Copy all of the records below verbatim.

[Begin]

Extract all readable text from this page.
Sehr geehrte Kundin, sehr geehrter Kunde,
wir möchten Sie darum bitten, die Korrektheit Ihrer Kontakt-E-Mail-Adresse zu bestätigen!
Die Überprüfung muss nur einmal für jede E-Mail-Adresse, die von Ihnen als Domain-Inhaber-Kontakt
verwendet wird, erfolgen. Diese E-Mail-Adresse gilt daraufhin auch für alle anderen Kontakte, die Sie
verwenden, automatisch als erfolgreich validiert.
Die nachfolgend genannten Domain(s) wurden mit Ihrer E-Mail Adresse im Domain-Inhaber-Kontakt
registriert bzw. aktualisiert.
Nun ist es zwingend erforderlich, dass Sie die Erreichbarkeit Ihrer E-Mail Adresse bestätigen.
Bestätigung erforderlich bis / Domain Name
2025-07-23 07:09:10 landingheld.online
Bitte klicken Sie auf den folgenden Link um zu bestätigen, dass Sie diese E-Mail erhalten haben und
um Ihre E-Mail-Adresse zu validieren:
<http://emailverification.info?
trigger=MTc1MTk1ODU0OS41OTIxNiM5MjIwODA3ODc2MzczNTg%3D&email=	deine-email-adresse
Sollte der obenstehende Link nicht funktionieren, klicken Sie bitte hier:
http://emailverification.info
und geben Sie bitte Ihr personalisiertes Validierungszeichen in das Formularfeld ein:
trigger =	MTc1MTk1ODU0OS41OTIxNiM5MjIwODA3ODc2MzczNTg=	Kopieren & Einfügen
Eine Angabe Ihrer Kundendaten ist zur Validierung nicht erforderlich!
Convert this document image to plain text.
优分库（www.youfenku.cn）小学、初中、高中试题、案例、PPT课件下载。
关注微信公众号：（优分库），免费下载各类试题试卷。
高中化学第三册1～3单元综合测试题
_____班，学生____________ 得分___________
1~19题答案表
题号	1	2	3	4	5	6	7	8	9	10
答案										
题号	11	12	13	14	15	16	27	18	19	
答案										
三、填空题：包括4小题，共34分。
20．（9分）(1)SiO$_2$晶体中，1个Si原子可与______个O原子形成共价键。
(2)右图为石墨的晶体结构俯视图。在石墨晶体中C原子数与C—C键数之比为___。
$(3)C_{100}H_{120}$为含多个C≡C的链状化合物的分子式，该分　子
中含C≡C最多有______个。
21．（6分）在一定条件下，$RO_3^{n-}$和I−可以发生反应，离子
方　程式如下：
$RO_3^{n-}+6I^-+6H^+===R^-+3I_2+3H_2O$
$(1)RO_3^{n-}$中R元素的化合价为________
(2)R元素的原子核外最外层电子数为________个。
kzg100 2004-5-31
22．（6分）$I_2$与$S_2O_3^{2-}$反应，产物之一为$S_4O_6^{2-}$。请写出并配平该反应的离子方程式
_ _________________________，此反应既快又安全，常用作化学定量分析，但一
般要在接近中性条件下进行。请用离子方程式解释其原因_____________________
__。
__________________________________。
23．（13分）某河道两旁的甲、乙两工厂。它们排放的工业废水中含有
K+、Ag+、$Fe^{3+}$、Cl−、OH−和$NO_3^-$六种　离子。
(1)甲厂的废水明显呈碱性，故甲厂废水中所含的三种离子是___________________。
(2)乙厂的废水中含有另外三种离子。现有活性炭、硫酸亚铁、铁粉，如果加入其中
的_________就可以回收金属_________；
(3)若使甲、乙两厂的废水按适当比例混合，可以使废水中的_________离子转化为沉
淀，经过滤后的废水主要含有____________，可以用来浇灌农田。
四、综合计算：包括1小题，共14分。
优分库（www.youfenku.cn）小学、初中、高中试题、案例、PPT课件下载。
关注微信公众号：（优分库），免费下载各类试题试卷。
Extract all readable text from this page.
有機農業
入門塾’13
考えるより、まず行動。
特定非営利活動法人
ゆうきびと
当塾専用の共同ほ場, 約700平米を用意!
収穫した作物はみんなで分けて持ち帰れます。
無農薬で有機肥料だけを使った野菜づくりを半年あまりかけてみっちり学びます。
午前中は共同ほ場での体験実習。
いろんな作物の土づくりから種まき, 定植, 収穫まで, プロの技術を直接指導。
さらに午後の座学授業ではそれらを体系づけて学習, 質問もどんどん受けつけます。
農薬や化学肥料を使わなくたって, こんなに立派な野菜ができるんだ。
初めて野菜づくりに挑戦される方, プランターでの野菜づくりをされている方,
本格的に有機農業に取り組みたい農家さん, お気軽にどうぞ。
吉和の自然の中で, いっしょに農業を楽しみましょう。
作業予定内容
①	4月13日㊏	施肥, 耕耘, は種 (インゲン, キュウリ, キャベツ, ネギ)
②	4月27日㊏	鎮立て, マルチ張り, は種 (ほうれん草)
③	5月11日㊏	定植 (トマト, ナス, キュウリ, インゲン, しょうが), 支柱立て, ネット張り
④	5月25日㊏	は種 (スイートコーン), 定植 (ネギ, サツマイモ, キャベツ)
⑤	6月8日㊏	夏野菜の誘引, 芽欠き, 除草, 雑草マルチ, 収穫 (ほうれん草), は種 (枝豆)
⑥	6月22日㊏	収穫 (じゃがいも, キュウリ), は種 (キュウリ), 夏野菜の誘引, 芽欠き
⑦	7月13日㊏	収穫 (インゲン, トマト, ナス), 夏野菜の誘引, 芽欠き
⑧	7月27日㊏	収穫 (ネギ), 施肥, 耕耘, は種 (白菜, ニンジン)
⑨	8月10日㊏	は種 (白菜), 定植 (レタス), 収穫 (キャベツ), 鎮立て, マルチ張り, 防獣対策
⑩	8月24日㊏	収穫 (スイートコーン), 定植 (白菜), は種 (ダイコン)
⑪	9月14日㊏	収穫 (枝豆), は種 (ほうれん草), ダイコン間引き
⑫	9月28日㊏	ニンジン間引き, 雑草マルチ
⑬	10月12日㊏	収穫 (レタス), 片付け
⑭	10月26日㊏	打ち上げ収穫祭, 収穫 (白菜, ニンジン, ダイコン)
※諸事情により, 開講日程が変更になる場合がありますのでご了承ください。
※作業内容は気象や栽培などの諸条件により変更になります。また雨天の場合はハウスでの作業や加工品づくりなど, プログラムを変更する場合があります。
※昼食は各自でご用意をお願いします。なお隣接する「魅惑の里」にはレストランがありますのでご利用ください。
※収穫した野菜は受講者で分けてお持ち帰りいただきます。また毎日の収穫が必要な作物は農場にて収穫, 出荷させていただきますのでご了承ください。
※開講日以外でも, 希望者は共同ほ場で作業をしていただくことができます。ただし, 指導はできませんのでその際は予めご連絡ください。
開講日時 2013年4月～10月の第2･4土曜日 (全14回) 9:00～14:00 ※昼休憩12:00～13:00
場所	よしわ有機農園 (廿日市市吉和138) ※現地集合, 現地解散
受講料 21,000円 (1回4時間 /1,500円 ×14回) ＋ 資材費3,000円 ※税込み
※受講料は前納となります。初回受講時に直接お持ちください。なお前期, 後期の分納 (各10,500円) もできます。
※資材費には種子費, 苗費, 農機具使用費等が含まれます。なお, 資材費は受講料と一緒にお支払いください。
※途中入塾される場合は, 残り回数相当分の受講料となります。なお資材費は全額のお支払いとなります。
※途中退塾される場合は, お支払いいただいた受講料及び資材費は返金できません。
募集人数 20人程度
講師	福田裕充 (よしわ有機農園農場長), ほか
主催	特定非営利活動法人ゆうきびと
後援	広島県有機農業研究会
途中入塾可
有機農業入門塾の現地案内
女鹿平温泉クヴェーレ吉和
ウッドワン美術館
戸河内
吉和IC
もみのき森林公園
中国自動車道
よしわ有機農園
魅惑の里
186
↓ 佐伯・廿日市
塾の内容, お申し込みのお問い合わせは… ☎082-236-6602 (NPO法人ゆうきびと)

[End]

== RESPONSE BELOW ==
Extract all readable text from this page.
Sehr geehrte Kundin, sehr geehrter Kunde,
wir möchten Sie darum bitten, die Korrektheit Ihrer Kontakt-E-Mail-Adresse zu bestätigen!
Die Überprüfung muss nur einmal für jede E-Mail-Adresse, die von Ihnen als Domain-Inhaber-Kontakt
verwendet wird, erfolgen. Diese E-Mail-Adresse gilt daraufhin auch für alle anderen Kontakte, die Sie
verwenden, automatisch als erfolgreich validiert.
Die nachfolgend genannten Domain(s) wurden mit Ihrer E-Mail Adresse im Domain-Inhaber-Kontakt
registriert bzw. aktualisiert.
Nun ist es zwingend erforderlich, dass Sie die Erreichbarkeit Ihrer E-Mail Adresse bestätigen.
Bestätigung erforderlich bis / Domain Name
2025-07-23 07:09:10 landingheld.online
Bitte klicken Sie auf den folgenden Link um zu bestätigen, dass Sie diese E-Mail erhalten haben und
um Ihre E-Mail-Adresse zu validieren:
<http://emailverification.info?
trigger=MTc1MTk1ODU0OS41OTIxNiM5MjIwODA3ODc2MzczNTg%3D&email=	deine-email-adresse
Sollte der obenstehende Link nicht funktionieren, klicken Sie bitte hier:
http://emailverification.info
und geben Sie bitte Ihr personalisiertes Validierungszeichen in das Formularfeld ein:
trigger =	MTc1MTk1ODU0OS41OTIxNiM5MjIwODA3ODc2MzczNTg=	Kopieren & Einfügen
Eine Angabe Ihrer Kundendaten ist zur Validierung nicht erforderlich!
Convert this document image to plain text.
优分库（www.youfenku.cn）小学、初中、高中试题、案例、PPT课件下载。
关注微信公众号：（优分库），免费下载各类试题试卷。
高中化学第三册1～3单元综合测试题
_____班，学生____________ 得分___________
1~19题答案表
题号	1	2	3	4	5	6	7	8	9	10
答案										
题号	11	12	13	14	15	16	27	18	19	
答案										
三、填空题：包括4小题，共34分。
20．（9分）(1)SiO$_2$晶体中，1个Si原子可与______个O原子形成共价键。
(2)右图为石墨的晶体结构俯视图。在石墨晶体中C原子数与C—C键数之比为___。
$(3)C_{100}H_{120}$为含多个C≡C的链状化合物的分子式，该分　子
中含C≡C最多有______个。
21．（6分）在一定条件下，$RO_3^{n-}$和I−可以发生反应，离子
方　程式如下：
$RO_3^{n-}+6I^-+6H^+===R^-+3I_2+3H_2O$
$(1)RO_3^{n-}$中R元素的化合价为________
(2)R元素的原子核外最外层电子数为________个。
kzg100 2004-5-31
22．（6分）$I_2$与$S_2O_3^{2-}$反应，产物之一为$S_4O_6^{2-}$。请写出并配平该反应的离子方程式
_ _________________________，此反应既快又安全，常用作化学定量分析，但一
般要在接近中性条件下进行。请用离子方程式解释其原因_____________________
__。
__________________________________。
23．（13分）某河道两旁的甲、乙两工厂。它们排放的工业废水中含有
K+、Ag+、$Fe^{3+}$、Cl−、OH−和$NO_3^-$六种　离子。
(1)甲厂的废水明显呈碱性，故甲厂废水中所含的三种离子是___________________。
(2)乙厂的废水中含有另外三种离子。现有活性炭、硫酸亚铁、铁粉，如果加入其中
的_________就可以回收金属_________；
(3)若使甲、乙两厂的废水按适当比例混合，可以使废水中的_________离子转化为沉
淀，经过滤后的废水主要含有____________，可以用来浇灌农田。
四、综合计算：包括1小题，共14分。
优分库（www.youfenku.cn）小学、初中、高中试题、案例、PPT课件下载。
关注微信公众号：（优分库），免费下载各类试题试卷。
Extract all readable text from this page.
有機農業
入門塾’13
考えるより、まず行動。
特定非営利活動法人
ゆうきびと
当塾専用の共同ほ場, 約700平米を用意!
収穫した作物はみんなで分けて持ち帰れます。
無農薬で有機肥料だけを使った野菜づくりを半年あまりかけてみっちり学びます。
午前中は共同ほ場での体験実習。
いろんな作物の土づくりから種まき, 定植, 収穫まで, プロの技術を直接指導。
さらに午後の座学授業ではそれらを体系づけて学習, 質問もどんどん受けつけます。
農薬や化学肥料を使わなくたって, こんなに立派な野菜ができるんだ。
初めて野菜づくりに挑戦される方, プランターでの野菜づくりをされている方,
本格的に有機農業に取り組みたい農家さん, お気軽にどうぞ。
吉和の自然の中で, いっしょに農業を楽しみましょう。
作業予定内容
①	4月13日㊏	施肥, 耕耘, は種 (インゲン, キュウリ, キャベツ, ネギ)
②	4月27日㊏	鎮立て, マルチ張り, は種 (ほうれん草)
③	5月11日㊏	定植 (トマト, ナス, キュウリ, インゲン, しょうが), 支柱立て, ネット張り
④	5月25日㊏	は種 (スイートコーン), 定植 (ネギ, サツマイモ, キャベツ)
⑤	6月8日㊏	夏野菜の誘引, 芽欠き, 除草, 雑草マルチ, 収穫 (ほうれん草), は種 (枝豆)
⑥	6月22日㊏	収穫 (じゃがいも, キュウリ), は種 (キュウリ), 夏野菜の誘引, 芽欠き
⑦	7月13日㊏	収穫 (インゲン, トマト, ナス), 夏野菜の誘引, 芽欠き
⑧	7月27日㊏	収穫 (ネギ), 施肥, 耕耘, は種 (白菜, ニンジン)
⑨	8月10日㊏	は種 (白菜), 定植 (レタス), 収穫 (キャベツ), 鎮立て, マルチ張り, 防獣対策
⑩	8月24日㊏	収穫 (スイートコーン), 定植 (白菜), は種 (ダイコン)
⑪	9月14日㊏	収穫 (枝豆), は種 (ほうれん草), ダイコン間引き
⑫	9月28日㊏	ニンジン間引き, 雑草マルチ
⑬	10月12日㊏	収穫 (レタス), 片付け
⑭	10月26日㊏	打ち上げ収穫祭, 収穫 (白菜, ニンジン, ダイコン)
※諸事情により, 開講日程が変更になる場合がありますのでご了承ください。
※作業内容は気象や栽培などの諸条件により変更になります。また雨天の場合はハウスでの作業や加工品づくりなど, プログラムを変更する場合があります。
※昼食は各自でご用意をお願いします。なお隣接する「魅惑の里」にはレストランがありますのでご利用ください。
※収穫した野菜は受講者で分けてお持ち帰りいただきます。また毎日の収穫が必要な作物は農場にて収穫, 出荷させていただきますのでご了承ください。
※開講日以外でも, 希望者は共同ほ場で作業をしていただくことができます。ただし, 指導はできませんのでその際は予めご連絡ください。
開講日時 2013年4月～10月の第2･4土曜日 (全14回) 9:00～14:00 ※昼休憩12:00～13:00
場所	よしわ有機農園 (廿日市市吉和138) ※現地集合, 現地解散
受講料 21,000円 (1回4時間 /1,500円 ×14回) ＋ 資材費3,000円 ※税込み
※受講料は前納となります。初回受講時に直接お持ちください。なお前期, 後期の分納 (各10,500円) もできます。
※資材費には種子費, 苗費, 農機具使用費等が含まれます。なお, 資材費は受講料と一緒にお支払いください。
※途中入塾される場合は, 残り回数相当分の受講料となります。なお資材費は全額のお支払いとなります。
※途中退塾される場合は, お支払いいただいた受講料及び資材費は返金できません。
募集人数 20人程度
講師	福田裕充 (よしわ有機農園農場長), ほか
主催	特定非営利活動法人ゆうきびと
後援	広島県有機農業研究会
途中入塾可
有機農業入門塾の現地案内
女鹿平温泉クヴェーレ吉和
ウッドワン美術館
戸河内
吉和IC
もみのき森林公園
中国自動車道
よしわ有機農園
魅惑の里
186
↓ 佐伯・廿日市
塾の内容, お申し込みのお問い合わせは… ☎082-236-6602 (NPO法人ゆうきびと)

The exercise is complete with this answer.